Data section —
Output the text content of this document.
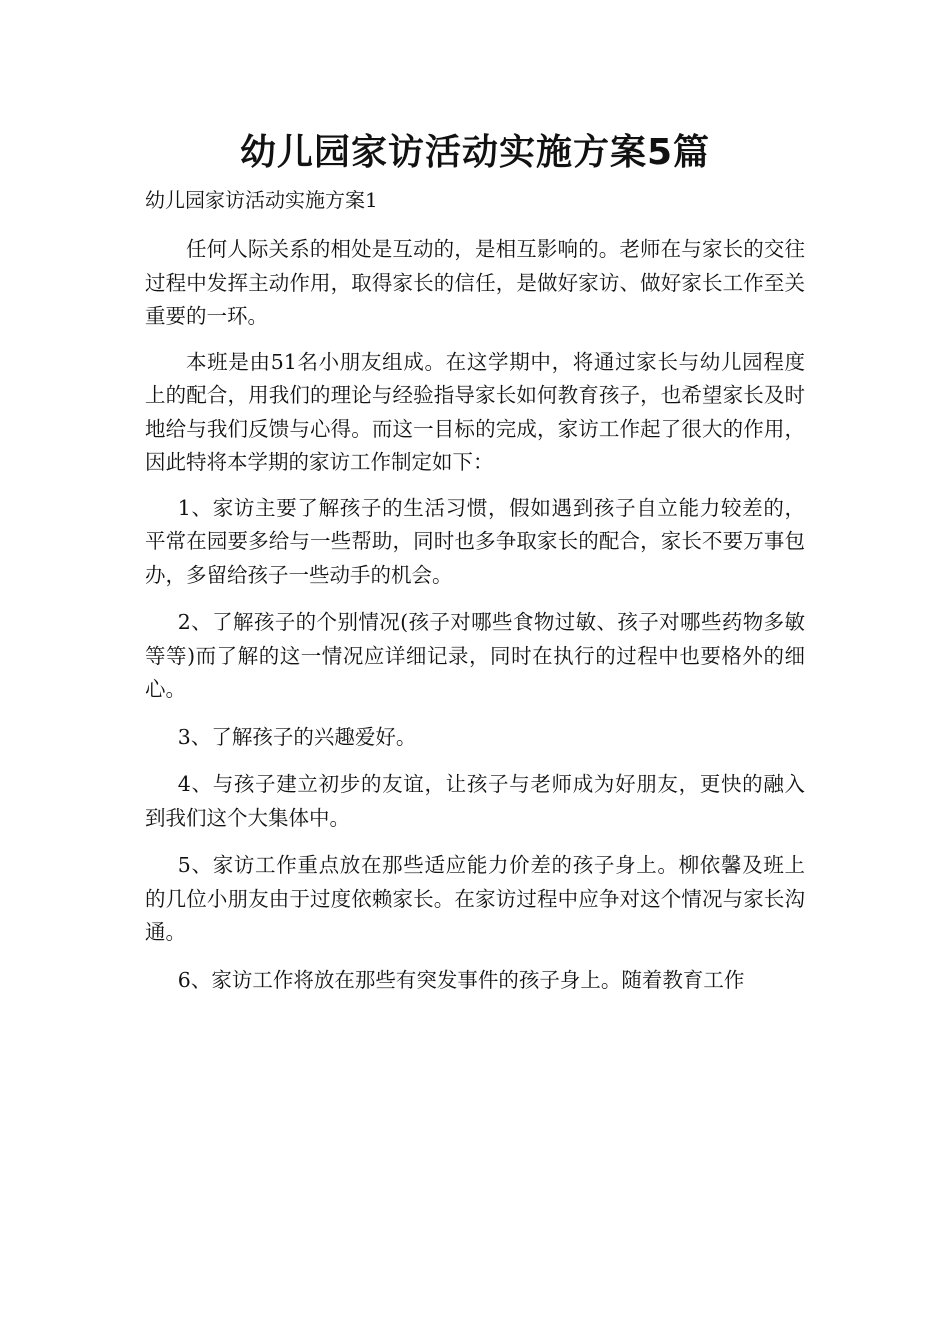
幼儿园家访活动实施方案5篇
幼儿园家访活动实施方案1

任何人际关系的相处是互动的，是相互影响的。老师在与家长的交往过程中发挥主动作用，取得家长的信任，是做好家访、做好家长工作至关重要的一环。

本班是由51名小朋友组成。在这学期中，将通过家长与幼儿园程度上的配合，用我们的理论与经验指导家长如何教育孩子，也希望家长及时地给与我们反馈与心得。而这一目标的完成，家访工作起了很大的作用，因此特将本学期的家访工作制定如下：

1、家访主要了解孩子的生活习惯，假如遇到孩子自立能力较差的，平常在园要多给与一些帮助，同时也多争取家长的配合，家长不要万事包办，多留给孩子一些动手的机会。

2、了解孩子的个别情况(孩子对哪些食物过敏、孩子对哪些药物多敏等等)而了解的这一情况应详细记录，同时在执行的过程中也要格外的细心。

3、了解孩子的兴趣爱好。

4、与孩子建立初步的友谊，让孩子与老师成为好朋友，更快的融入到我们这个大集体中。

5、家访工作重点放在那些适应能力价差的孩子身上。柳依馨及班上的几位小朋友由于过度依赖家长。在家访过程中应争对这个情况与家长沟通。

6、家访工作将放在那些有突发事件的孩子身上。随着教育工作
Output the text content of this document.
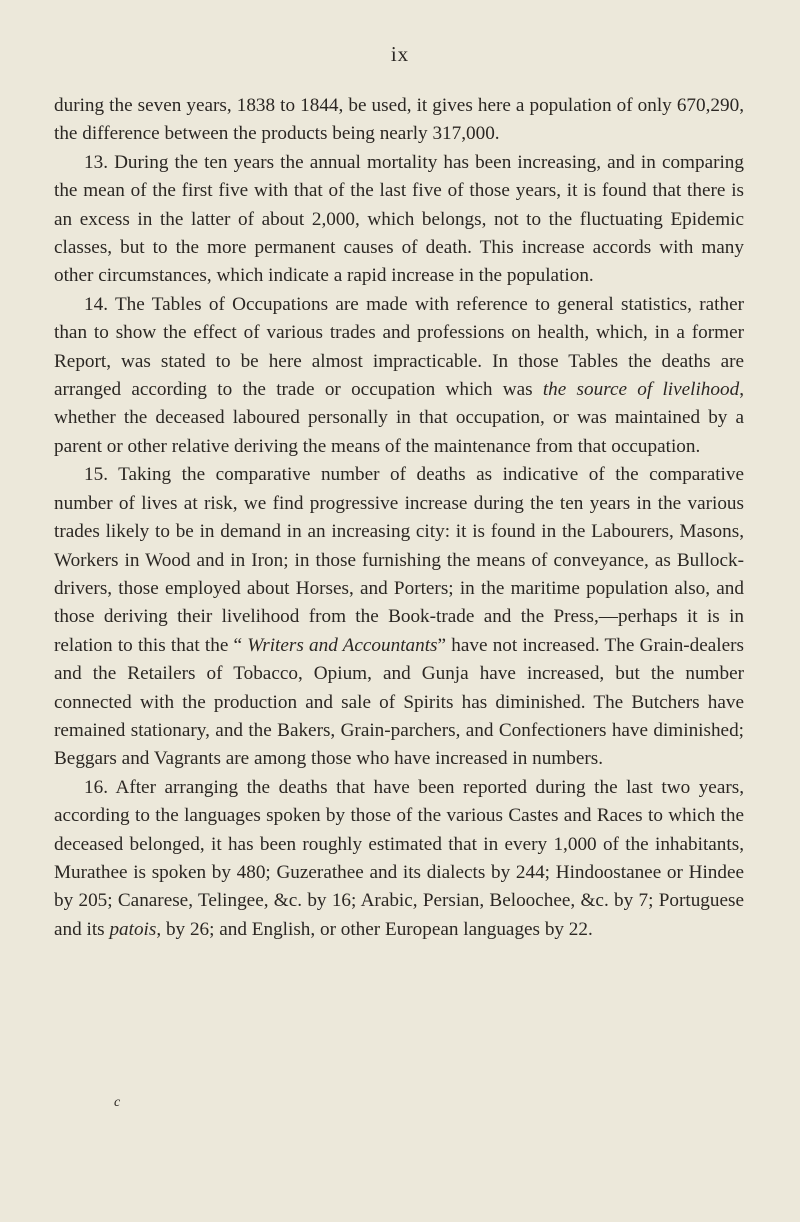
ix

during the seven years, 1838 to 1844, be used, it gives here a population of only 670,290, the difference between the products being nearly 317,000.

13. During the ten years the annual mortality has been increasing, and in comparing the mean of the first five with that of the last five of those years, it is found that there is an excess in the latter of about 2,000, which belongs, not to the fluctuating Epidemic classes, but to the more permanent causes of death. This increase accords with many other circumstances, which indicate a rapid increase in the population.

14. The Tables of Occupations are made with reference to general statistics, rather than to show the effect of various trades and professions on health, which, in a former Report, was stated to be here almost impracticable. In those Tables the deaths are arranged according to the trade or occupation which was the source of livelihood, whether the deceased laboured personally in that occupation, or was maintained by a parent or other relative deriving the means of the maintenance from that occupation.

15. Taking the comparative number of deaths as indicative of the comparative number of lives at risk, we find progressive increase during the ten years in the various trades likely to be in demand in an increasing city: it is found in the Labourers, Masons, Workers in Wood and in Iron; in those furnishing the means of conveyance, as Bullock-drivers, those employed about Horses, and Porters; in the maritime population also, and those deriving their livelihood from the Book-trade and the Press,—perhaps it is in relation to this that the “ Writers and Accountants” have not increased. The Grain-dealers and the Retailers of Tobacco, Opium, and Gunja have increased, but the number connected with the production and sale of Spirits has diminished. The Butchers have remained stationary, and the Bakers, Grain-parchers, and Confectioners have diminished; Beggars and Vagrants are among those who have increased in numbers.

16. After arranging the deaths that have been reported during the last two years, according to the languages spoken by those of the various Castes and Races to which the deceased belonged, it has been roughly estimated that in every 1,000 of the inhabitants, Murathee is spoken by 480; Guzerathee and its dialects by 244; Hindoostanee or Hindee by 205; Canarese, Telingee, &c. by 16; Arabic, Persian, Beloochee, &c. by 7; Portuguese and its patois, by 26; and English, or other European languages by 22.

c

Task requirements —
Report how many lines of the data contain the word "been", using the number alone.

Response to this task —
2